• **Aim of the exercise**
Filter the data for lines with the word "name", then copy every line so identified.

Entries with figure data:
-------------------------

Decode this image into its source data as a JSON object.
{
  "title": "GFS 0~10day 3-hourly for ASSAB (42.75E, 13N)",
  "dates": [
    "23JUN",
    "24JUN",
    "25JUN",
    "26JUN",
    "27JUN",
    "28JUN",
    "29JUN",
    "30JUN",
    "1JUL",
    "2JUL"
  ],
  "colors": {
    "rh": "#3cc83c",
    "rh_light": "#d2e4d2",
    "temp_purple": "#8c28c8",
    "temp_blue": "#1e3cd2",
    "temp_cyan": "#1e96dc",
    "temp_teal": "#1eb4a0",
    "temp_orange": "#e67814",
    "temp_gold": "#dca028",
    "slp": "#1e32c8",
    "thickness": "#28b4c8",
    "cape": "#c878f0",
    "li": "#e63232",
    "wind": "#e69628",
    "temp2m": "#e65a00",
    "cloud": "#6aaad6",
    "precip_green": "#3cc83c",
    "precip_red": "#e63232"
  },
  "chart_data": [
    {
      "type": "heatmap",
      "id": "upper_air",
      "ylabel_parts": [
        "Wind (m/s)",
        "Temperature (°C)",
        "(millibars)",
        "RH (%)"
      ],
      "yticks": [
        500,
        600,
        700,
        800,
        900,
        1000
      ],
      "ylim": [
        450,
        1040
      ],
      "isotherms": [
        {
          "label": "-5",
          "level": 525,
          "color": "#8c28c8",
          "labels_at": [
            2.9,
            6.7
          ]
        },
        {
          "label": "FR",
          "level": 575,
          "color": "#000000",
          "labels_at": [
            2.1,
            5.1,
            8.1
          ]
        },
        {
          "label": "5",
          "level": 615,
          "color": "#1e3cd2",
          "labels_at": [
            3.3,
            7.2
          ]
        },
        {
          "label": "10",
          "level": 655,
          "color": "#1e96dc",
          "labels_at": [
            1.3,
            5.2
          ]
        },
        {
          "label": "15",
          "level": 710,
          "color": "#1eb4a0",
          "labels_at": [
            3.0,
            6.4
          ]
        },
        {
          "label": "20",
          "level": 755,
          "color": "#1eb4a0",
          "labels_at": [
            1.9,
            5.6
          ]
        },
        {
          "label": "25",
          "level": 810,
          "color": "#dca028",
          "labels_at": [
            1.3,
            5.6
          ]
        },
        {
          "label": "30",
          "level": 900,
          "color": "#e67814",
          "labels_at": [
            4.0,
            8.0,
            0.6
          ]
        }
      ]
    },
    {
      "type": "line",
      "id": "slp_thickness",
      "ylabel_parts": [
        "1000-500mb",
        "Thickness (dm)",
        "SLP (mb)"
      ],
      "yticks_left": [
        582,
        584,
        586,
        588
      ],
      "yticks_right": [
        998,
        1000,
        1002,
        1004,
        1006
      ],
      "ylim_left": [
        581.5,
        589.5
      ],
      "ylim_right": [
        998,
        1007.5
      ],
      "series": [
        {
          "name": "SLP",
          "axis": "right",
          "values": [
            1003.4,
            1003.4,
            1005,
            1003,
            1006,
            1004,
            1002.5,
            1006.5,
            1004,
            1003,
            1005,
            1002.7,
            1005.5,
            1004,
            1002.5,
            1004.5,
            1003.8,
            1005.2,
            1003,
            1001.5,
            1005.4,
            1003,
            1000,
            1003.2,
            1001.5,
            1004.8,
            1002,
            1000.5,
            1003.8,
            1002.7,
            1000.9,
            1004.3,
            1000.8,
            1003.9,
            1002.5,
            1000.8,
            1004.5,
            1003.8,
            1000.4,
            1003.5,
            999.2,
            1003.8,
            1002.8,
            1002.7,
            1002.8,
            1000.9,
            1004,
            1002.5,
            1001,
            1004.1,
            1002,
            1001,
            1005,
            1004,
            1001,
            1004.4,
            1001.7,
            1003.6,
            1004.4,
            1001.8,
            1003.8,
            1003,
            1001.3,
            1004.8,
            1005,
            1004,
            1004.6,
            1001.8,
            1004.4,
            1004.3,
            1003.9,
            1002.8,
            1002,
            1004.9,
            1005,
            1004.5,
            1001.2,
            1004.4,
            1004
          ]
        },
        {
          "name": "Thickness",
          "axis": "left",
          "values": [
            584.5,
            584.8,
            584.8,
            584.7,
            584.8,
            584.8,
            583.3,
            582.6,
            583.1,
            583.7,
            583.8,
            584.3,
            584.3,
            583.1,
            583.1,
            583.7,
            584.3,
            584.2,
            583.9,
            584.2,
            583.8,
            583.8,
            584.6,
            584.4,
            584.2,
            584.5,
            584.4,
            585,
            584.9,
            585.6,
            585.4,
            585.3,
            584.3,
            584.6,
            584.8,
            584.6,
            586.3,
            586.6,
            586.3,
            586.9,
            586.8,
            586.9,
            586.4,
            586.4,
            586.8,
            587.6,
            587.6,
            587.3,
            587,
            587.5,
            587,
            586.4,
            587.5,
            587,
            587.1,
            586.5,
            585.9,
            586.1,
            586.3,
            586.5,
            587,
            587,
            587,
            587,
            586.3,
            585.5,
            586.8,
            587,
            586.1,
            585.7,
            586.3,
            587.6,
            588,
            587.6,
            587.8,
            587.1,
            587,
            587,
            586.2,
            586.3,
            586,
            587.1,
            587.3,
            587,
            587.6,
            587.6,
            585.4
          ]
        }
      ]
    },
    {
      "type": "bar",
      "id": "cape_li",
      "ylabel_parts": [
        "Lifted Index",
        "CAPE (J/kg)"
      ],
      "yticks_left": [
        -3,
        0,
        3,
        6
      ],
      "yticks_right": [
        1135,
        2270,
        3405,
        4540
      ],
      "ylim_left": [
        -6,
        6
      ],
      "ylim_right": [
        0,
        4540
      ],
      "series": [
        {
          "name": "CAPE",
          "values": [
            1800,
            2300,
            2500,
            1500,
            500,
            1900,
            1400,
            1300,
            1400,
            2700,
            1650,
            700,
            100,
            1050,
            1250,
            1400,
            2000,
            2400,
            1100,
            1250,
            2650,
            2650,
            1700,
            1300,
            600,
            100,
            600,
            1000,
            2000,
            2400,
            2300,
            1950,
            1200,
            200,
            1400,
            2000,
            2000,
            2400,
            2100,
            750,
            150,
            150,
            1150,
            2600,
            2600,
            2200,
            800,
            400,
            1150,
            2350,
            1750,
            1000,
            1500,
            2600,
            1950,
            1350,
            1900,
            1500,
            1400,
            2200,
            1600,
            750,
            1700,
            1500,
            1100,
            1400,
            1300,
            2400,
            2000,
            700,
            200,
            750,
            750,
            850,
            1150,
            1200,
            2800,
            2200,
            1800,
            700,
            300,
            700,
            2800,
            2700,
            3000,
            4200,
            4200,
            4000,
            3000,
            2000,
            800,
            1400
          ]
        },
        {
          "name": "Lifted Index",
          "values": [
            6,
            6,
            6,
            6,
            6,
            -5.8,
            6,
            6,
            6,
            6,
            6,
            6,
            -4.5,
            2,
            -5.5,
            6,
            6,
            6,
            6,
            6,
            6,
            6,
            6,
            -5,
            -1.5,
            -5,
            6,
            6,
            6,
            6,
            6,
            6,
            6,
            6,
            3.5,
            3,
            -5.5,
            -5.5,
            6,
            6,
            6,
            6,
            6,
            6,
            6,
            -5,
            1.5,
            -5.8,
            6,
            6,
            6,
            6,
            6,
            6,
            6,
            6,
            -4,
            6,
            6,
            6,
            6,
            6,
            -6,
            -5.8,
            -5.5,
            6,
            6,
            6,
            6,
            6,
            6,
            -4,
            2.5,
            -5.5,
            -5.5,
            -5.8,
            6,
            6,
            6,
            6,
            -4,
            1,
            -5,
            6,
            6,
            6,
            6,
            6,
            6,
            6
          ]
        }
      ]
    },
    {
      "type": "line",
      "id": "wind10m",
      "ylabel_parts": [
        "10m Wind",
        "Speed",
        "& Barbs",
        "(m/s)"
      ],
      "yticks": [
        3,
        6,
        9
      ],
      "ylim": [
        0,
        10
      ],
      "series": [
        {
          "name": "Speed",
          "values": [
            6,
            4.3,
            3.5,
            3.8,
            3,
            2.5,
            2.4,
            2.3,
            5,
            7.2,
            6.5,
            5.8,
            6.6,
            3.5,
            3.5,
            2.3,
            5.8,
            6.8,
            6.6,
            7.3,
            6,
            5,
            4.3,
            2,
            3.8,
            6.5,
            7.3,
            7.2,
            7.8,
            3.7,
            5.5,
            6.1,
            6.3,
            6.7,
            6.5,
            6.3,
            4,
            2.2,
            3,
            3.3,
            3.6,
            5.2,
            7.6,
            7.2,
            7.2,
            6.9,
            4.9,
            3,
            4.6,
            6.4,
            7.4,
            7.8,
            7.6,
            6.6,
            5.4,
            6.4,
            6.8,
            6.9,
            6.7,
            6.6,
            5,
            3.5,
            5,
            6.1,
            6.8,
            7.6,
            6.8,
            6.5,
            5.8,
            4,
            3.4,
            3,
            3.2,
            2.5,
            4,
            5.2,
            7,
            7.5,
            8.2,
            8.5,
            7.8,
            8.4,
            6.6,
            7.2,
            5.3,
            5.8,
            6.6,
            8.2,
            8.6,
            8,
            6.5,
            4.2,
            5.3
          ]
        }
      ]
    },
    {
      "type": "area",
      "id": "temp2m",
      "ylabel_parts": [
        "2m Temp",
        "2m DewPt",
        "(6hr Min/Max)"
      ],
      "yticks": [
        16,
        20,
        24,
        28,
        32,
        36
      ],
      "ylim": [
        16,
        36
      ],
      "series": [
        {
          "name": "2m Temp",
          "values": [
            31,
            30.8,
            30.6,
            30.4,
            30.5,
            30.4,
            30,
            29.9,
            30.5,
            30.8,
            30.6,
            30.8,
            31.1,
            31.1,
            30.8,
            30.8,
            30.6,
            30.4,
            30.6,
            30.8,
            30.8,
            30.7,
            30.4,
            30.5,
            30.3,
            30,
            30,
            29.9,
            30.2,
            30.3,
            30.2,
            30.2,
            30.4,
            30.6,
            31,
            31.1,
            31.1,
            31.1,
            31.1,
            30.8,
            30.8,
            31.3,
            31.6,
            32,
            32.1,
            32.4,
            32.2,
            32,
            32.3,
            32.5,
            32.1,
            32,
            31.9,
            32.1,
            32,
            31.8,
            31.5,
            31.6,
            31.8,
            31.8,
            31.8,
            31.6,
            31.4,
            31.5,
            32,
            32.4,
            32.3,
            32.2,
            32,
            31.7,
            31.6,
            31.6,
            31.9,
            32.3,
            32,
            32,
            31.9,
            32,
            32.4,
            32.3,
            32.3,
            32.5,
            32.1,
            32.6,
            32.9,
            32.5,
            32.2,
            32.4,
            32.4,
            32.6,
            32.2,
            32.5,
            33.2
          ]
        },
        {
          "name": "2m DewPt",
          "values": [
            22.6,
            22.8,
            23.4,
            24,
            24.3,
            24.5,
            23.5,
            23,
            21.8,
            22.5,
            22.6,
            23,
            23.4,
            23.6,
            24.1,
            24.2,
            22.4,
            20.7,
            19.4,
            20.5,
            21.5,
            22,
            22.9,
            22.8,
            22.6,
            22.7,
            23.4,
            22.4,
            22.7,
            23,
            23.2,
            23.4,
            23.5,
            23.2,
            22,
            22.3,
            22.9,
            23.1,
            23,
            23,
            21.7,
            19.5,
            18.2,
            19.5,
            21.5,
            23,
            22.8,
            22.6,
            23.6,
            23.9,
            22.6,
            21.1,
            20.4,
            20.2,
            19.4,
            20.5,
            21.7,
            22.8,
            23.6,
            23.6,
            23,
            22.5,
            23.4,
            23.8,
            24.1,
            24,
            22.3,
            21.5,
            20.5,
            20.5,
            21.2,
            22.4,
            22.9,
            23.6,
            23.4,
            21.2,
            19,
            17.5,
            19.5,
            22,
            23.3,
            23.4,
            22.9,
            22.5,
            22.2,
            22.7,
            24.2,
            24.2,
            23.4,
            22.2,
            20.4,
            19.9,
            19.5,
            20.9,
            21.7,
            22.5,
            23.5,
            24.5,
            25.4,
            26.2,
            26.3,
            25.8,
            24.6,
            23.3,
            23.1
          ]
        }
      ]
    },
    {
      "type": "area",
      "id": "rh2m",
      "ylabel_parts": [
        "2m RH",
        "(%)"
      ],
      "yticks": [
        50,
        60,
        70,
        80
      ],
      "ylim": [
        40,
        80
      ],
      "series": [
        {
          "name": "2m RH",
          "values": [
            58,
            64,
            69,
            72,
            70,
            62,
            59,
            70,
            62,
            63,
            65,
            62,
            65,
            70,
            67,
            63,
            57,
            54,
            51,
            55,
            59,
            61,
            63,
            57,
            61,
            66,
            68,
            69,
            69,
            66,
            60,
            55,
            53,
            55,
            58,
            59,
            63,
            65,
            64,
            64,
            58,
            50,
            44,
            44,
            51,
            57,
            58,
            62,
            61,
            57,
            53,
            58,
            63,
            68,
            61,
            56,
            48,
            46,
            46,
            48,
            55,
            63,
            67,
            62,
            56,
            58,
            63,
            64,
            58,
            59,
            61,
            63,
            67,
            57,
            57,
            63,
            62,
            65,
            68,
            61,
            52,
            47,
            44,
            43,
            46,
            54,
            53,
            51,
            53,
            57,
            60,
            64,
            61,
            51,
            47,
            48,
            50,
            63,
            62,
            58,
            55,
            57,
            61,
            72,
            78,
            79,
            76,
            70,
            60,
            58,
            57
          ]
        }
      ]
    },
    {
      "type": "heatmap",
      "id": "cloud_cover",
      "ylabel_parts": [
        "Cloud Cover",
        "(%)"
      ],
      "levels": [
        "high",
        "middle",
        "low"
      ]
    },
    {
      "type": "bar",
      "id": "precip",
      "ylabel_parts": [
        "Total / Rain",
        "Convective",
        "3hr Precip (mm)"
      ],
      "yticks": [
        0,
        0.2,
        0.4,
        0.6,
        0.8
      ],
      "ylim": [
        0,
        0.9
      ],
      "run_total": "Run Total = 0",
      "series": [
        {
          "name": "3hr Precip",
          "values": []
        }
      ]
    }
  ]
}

-------------------------

• **Written reply**
          "name": "SLP",
          "name": "Thickness",
          "name": "CAPE",
          "name": "Lifted Index",
          "name": "Speed",
          "name": "2m Temp",
          "name": "2m DewPt",
          "name": "2m RH",
          "name": "3hr Precip",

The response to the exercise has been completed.